#### [Instructions for the task]
Print the listing as it stands, omitting all images.

#### [Dataset entries]
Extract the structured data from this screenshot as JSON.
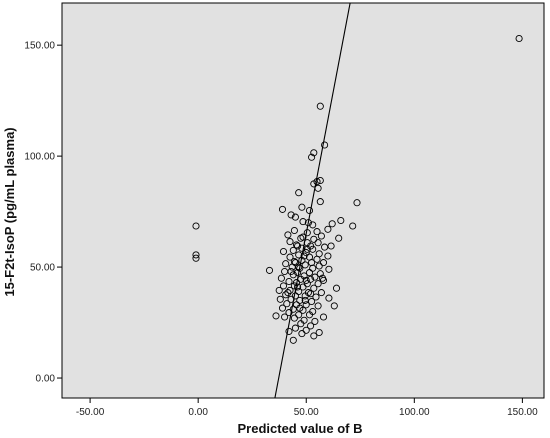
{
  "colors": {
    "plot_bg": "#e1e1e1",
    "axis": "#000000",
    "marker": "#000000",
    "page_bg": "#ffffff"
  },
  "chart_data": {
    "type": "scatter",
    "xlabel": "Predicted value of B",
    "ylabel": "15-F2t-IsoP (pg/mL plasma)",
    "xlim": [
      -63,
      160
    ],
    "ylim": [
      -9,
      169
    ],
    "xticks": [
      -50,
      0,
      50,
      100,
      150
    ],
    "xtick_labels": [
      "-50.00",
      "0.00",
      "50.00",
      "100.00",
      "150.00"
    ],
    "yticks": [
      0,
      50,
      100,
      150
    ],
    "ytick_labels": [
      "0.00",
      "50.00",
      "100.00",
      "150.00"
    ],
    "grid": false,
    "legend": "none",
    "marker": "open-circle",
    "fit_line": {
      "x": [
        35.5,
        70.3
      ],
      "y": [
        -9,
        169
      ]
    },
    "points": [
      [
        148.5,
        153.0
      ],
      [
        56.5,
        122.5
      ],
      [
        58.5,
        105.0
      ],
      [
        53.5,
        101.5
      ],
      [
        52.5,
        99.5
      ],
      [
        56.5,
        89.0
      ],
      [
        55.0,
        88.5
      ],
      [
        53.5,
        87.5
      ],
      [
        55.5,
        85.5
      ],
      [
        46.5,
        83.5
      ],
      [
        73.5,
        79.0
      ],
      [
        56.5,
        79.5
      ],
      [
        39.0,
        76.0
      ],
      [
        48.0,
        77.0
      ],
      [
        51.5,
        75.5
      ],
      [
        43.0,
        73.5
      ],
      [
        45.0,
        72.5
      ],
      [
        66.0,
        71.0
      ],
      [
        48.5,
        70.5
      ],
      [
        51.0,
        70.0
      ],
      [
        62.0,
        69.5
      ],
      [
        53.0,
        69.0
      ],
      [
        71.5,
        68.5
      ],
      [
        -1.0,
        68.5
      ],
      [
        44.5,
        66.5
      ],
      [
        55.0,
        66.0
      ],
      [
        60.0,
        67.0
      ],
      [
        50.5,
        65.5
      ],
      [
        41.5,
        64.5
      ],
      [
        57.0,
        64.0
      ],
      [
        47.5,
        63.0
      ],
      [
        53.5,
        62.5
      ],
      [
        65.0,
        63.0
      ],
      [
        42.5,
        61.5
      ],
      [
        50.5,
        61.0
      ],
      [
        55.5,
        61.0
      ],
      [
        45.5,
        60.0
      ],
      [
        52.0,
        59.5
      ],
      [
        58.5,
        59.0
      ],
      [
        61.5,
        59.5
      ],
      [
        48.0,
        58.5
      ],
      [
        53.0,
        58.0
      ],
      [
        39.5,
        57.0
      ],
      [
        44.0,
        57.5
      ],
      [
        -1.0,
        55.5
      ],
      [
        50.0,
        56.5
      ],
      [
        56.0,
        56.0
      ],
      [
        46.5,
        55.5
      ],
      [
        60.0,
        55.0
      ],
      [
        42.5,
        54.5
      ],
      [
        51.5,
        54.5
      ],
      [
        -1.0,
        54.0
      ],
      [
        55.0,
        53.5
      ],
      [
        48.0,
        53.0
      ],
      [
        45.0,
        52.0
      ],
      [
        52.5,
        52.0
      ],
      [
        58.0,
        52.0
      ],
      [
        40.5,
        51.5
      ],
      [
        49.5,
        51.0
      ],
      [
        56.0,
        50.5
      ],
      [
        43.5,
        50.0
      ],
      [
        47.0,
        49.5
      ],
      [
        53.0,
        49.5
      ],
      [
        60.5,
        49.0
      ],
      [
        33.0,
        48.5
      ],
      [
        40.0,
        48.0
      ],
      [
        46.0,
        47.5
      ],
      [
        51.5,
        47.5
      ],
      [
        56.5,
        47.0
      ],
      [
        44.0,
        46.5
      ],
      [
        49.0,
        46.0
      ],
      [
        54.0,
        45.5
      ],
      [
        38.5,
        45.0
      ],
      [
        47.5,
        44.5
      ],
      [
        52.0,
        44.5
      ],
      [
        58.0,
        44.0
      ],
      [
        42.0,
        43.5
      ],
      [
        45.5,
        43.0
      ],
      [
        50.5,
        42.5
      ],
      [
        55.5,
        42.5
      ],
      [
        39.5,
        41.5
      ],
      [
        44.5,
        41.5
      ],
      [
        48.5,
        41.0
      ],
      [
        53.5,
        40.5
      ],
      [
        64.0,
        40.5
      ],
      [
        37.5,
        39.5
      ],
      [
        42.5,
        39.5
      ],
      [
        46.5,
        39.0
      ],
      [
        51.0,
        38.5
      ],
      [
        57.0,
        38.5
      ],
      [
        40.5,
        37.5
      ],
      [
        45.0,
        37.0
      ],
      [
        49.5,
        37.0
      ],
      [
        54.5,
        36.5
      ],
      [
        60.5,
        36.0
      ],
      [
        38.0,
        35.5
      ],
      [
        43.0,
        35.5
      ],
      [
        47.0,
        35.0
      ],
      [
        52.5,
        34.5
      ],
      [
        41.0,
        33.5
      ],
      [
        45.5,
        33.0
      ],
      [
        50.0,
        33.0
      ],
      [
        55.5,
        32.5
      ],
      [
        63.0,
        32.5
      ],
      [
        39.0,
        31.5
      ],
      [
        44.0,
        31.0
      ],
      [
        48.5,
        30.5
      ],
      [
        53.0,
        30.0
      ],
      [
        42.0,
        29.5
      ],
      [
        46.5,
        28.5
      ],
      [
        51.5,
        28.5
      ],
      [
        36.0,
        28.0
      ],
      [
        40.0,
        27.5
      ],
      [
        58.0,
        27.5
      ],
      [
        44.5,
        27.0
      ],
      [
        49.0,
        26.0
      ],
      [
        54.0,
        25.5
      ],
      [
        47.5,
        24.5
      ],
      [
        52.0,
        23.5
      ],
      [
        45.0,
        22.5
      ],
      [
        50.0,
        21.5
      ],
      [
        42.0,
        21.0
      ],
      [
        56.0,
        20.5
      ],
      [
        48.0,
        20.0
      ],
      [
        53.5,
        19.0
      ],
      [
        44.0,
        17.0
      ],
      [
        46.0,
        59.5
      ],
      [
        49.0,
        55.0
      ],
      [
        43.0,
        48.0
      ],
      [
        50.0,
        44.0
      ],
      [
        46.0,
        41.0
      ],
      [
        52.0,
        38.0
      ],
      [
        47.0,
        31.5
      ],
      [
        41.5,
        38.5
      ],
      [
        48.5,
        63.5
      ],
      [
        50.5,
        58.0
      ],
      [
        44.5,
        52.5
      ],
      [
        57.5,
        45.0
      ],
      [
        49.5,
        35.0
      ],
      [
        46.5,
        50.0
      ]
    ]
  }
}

#### [Reply]
Extract the structured data from this screenshot as JSON.
{
  "colors": {
    "plot_bg": "#e1e1e1",
    "axis": "#000000",
    "marker": "#000000",
    "page_bg": "#ffffff"
  },
  "chart_data": {
    "type": "scatter",
    "xlabel": "Predicted value of B",
    "ylabel": "15-F2t-IsoP (pg/mL plasma)",
    "xlim": [
      -63,
      160
    ],
    "ylim": [
      -9,
      169
    ],
    "xticks": [
      -50,
      0,
      50,
      100,
      150
    ],
    "xtick_labels": [
      "-50.00",
      "0.00",
      "50.00",
      "100.00",
      "150.00"
    ],
    "yticks": [
      0,
      50,
      100,
      150
    ],
    "ytick_labels": [
      "0.00",
      "50.00",
      "100.00",
      "150.00"
    ],
    "grid": false,
    "legend": "none",
    "marker": "open-circle",
    "fit_line": {
      "x": [
        35.5,
        70.3
      ],
      "y": [
        -9,
        169
      ]
    },
    "points": [
      [
        148.5,
        153.0
      ],
      [
        56.5,
        122.5
      ],
      [
        58.5,
        105.0
      ],
      [
        53.5,
        101.5
      ],
      [
        52.5,
        99.5
      ],
      [
        56.5,
        89.0
      ],
      [
        55.0,
        88.5
      ],
      [
        53.5,
        87.5
      ],
      [
        55.5,
        85.5
      ],
      [
        46.5,
        83.5
      ],
      [
        73.5,
        79.0
      ],
      [
        56.5,
        79.5
      ],
      [
        39.0,
        76.0
      ],
      [
        48.0,
        77.0
      ],
      [
        51.5,
        75.5
      ],
      [
        43.0,
        73.5
      ],
      [
        45.0,
        72.5
      ],
      [
        66.0,
        71.0
      ],
      [
        48.5,
        70.5
      ],
      [
        51.0,
        70.0
      ],
      [
        62.0,
        69.5
      ],
      [
        53.0,
        69.0
      ],
      [
        71.5,
        68.5
      ],
      [
        -1.0,
        68.5
      ],
      [
        44.5,
        66.5
      ],
      [
        55.0,
        66.0
      ],
      [
        60.0,
        67.0
      ],
      [
        50.5,
        65.5
      ],
      [
        41.5,
        64.5
      ],
      [
        57.0,
        64.0
      ],
      [
        47.5,
        63.0
      ],
      [
        53.5,
        62.5
      ],
      [
        65.0,
        63.0
      ],
      [
        42.5,
        61.5
      ],
      [
        50.5,
        61.0
      ],
      [
        55.5,
        61.0
      ],
      [
        45.5,
        60.0
      ],
      [
        52.0,
        59.5
      ],
      [
        58.5,
        59.0
      ],
      [
        61.5,
        59.5
      ],
      [
        48.0,
        58.5
      ],
      [
        53.0,
        58.0
      ],
      [
        39.5,
        57.0
      ],
      [
        44.0,
        57.5
      ],
      [
        -1.0,
        55.5
      ],
      [
        50.0,
        56.5
      ],
      [
        56.0,
        56.0
      ],
      [
        46.5,
        55.5
      ],
      [
        60.0,
        55.0
      ],
      [
        42.5,
        54.5
      ],
      [
        51.5,
        54.5
      ],
      [
        -1.0,
        54.0
      ],
      [
        55.0,
        53.5
      ],
      [
        48.0,
        53.0
      ],
      [
        45.0,
        52.0
      ],
      [
        52.5,
        52.0
      ],
      [
        58.0,
        52.0
      ],
      [
        40.5,
        51.5
      ],
      [
        49.5,
        51.0
      ],
      [
        56.0,
        50.5
      ],
      [
        43.5,
        50.0
      ],
      [
        47.0,
        49.5
      ],
      [
        53.0,
        49.5
      ],
      [
        60.5,
        49.0
      ],
      [
        33.0,
        48.5
      ],
      [
        40.0,
        48.0
      ],
      [
        46.0,
        47.5
      ],
      [
        51.5,
        47.5
      ],
      [
        56.5,
        47.0
      ],
      [
        44.0,
        46.5
      ],
      [
        49.0,
        46.0
      ],
      [
        54.0,
        45.5
      ],
      [
        38.5,
        45.0
      ],
      [
        47.5,
        44.5
      ],
      [
        52.0,
        44.5
      ],
      [
        58.0,
        44.0
      ],
      [
        42.0,
        43.5
      ],
      [
        45.5,
        43.0
      ],
      [
        50.5,
        42.5
      ],
      [
        55.5,
        42.5
      ],
      [
        39.5,
        41.5
      ],
      [
        44.5,
        41.5
      ],
      [
        48.5,
        41.0
      ],
      [
        53.5,
        40.5
      ],
      [
        64.0,
        40.5
      ],
      [
        37.5,
        39.5
      ],
      [
        42.5,
        39.5
      ],
      [
        46.5,
        39.0
      ],
      [
        51.0,
        38.5
      ],
      [
        57.0,
        38.5
      ],
      [
        40.5,
        37.5
      ],
      [
        45.0,
        37.0
      ],
      [
        49.5,
        37.0
      ],
      [
        54.5,
        36.5
      ],
      [
        60.5,
        36.0
      ],
      [
        38.0,
        35.5
      ],
      [
        43.0,
        35.5
      ],
      [
        47.0,
        35.0
      ],
      [
        52.5,
        34.5
      ],
      [
        41.0,
        33.5
      ],
      [
        45.5,
        33.0
      ],
      [
        50.0,
        33.0
      ],
      [
        55.5,
        32.5
      ],
      [
        63.0,
        32.5
      ],
      [
        39.0,
        31.5
      ],
      [
        44.0,
        31.0
      ],
      [
        48.5,
        30.5
      ],
      [
        53.0,
        30.0
      ],
      [
        42.0,
        29.5
      ],
      [
        46.5,
        28.5
      ],
      [
        51.5,
        28.5
      ],
      [
        36.0,
        28.0
      ],
      [
        40.0,
        27.5
      ],
      [
        58.0,
        27.5
      ],
      [
        44.5,
        27.0
      ],
      [
        49.0,
        26.0
      ],
      [
        54.0,
        25.5
      ],
      [
        47.5,
        24.5
      ],
      [
        52.0,
        23.5
      ],
      [
        45.0,
        22.5
      ],
      [
        50.0,
        21.5
      ],
      [
        42.0,
        21.0
      ],
      [
        56.0,
        20.5
      ],
      [
        48.0,
        20.0
      ],
      [
        53.5,
        19.0
      ],
      [
        44.0,
        17.0
      ],
      [
        46.0,
        59.5
      ],
      [
        49.0,
        55.0
      ],
      [
        43.0,
        48.0
      ],
      [
        50.0,
        44.0
      ],
      [
        46.0,
        41.0
      ],
      [
        52.0,
        38.0
      ],
      [
        47.0,
        31.5
      ],
      [
        41.5,
        38.5
      ],
      [
        48.5,
        63.5
      ],
      [
        50.5,
        58.0
      ],
      [
        44.5,
        52.5
      ],
      [
        57.5,
        45.0
      ],
      [
        49.5,
        35.0
      ],
      [
        46.5,
        50.0
      ]
    ]
  }
}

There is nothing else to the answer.